> [Exercise brief]:
The data must be returned in full and exactly as given.

> [Figure contents as structured data]:
+-------+

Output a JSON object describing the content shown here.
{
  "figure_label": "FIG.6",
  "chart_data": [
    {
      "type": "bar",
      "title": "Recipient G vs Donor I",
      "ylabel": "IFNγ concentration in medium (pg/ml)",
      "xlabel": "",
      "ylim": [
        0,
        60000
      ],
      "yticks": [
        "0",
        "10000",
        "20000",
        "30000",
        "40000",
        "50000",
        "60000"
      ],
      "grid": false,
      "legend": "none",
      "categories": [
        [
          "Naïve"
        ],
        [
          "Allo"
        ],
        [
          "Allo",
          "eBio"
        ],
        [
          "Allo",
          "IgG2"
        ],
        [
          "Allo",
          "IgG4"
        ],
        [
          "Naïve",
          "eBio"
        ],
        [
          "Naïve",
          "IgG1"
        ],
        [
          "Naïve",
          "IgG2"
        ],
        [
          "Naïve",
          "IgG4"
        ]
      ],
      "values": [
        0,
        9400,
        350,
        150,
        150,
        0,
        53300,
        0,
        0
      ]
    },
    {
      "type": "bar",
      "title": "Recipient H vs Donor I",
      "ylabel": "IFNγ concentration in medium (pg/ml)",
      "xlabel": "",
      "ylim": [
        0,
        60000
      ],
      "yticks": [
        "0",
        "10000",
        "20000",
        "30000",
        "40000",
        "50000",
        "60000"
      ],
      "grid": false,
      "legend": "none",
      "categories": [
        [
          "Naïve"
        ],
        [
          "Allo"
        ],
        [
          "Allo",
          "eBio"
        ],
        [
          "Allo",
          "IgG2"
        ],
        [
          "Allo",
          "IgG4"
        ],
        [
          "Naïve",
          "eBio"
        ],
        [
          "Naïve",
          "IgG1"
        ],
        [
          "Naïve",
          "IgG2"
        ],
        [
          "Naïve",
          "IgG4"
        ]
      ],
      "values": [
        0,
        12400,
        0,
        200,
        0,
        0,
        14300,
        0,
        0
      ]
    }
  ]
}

+-------+

> [Response]:
Output a JSON object describing the content shown here.
{
  "figure_label": "FIG.6",
  "chart_data": [
    {
      "type": "bar",
      "title": "Recipient G vs Donor I",
      "ylabel": "IFNγ concentration in medium (pg/ml)",
      "xlabel": "",
      "ylim": [
        0,
        60000
      ],
      "yticks": [
        "0",
        "10000",
        "20000",
        "30000",
        "40000",
        "50000",
        "60000"
      ],
      "grid": false,
      "legend": "none",
      "categories": [
        [
          "Naïve"
        ],
        [
          "Allo"
        ],
        [
          "Allo",
          "eBio"
        ],
        [
          "Allo",
          "IgG2"
        ],
        [
          "Allo",
          "IgG4"
        ],
        [
          "Naïve",
          "eBio"
        ],
        [
          "Naïve",
          "IgG1"
        ],
        [
          "Naïve",
          "IgG2"
        ],
        [
          "Naïve",
          "IgG4"
        ]
      ],
      "values": [
        0,
        9400,
        350,
        150,
        150,
        0,
        53300,
        0,
        0
      ]
    },
    {
      "type": "bar",
      "title": "Recipient H vs Donor I",
      "ylabel": "IFNγ concentration in medium (pg/ml)",
      "xlabel": "",
      "ylim": [
        0,
        60000
      ],
      "yticks": [
        "0",
        "10000",
        "20000",
        "30000",
        "40000",
        "50000",
        "60000"
      ],
      "grid": false,
      "legend": "none",
      "categories": [
        [
          "Naïve"
        ],
        [
          "Allo"
        ],
        [
          "Allo",
          "eBio"
        ],
        [
          "Allo",
          "IgG2"
        ],
        [
          "Allo",
          "IgG4"
        ],
        [
          "Naïve",
          "eBio"
        ],
        [
          "Naïve",
          "IgG1"
        ],
        [
          "Naïve",
          "IgG2"
        ],
        [
          "Naïve",
          "IgG4"
        ]
      ],
      "values": [
        0,
        12400,
        0,
        200,
        0,
        0,
        14300,
        0,
        0
      ]
    }
  ]
}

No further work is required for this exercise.